## [Exercise brief]
Print all entries precisely as they are written.

Items from a figure collection
===
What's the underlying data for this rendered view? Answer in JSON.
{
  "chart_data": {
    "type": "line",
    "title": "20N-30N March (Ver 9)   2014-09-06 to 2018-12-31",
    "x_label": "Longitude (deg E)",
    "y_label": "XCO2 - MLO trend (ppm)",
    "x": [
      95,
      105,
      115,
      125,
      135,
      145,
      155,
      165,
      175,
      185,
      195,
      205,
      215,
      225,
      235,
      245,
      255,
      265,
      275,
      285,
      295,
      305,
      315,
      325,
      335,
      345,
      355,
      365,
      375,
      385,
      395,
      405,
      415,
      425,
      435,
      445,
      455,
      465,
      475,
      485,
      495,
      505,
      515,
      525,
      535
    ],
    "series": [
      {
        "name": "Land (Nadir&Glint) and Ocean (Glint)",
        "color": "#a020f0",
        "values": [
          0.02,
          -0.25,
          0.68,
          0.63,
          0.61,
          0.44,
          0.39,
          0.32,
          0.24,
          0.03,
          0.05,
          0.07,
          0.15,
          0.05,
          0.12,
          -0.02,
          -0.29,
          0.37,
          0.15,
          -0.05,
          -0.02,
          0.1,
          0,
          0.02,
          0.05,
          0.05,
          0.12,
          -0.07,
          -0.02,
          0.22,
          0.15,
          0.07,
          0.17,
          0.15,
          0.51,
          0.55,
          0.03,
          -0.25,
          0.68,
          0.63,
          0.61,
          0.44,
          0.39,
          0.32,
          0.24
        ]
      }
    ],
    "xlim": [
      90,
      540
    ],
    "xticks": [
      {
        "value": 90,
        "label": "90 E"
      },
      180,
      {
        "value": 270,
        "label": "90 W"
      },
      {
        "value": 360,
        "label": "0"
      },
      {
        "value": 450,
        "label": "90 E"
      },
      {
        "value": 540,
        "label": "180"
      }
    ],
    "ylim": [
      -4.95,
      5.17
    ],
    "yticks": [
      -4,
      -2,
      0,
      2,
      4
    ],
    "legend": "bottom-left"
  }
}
===
## [Solved problem]
What's the underlying data for this rendered view? Answer in JSON.
{
  "chart_data": {
    "type": "line",
    "title": "20N-30N March (Ver 9)   2014-09-06 to 2018-12-31",
    "x_label": "Longitude (deg E)",
    "y_label": "XCO2 - MLO trend (ppm)",
    "x": [
      95,
      105,
      115,
      125,
      135,
      145,
      155,
      165,
      175,
      185,
      195,
      205,
      215,
      225,
      235,
      245,
      255,
      265,
      275,
      285,
      295,
      305,
      315,
      325,
      335,
      345,
      355,
      365,
      375,
      385,
      395,
      405,
      415,
      425,
      435,
      445,
      455,
      465,
      475,
      485,
      495,
      505,
      515,
      525,
      535
    ],
    "series": [
      {
        "name": "Land (Nadir&Glint) and Ocean (Glint)",
        "color": "#a020f0",
        "values": [
          0.02,
          -0.25,
          0.68,
          0.63,
          0.61,
          0.44,
          0.39,
          0.32,
          0.24,
          0.03,
          0.05,
          0.07,
          0.15,
          0.05,
          0.12,
          -0.02,
          -0.29,
          0.37,
          0.15,
          -0.05,
          -0.02,
          0.1,
          0,
          0.02,
          0.05,
          0.05,
          0.12,
          -0.07,
          -0.02,
          0.22,
          0.15,
          0.07,
          0.17,
          0.15,
          0.51,
          0.55,
          0.03,
          -0.25,
          0.68,
          0.63,
          0.61,
          0.44,
          0.39,
          0.32,
          0.24
        ]
      }
    ],
    "xlim": [
      90,
      540
    ],
    "xticks": [
      {
        "value": 90,
        "label": "90 E"
      },
      180,
      {
        "value": 270,
        "label": "90 W"
      },
      {
        "value": 360,
        "label": "0"
      },
      {
        "value": 450,
        "label": "90 E"
      },
      {
        "value": 540,
        "label": "180"
      }
    ],
    "ylim": [
      -4.95,
      5.17
    ],
    "yticks": [
      -4,
      -2,
      0,
      2,
      4
    ],
    "legend": "bottom-left"
  }
}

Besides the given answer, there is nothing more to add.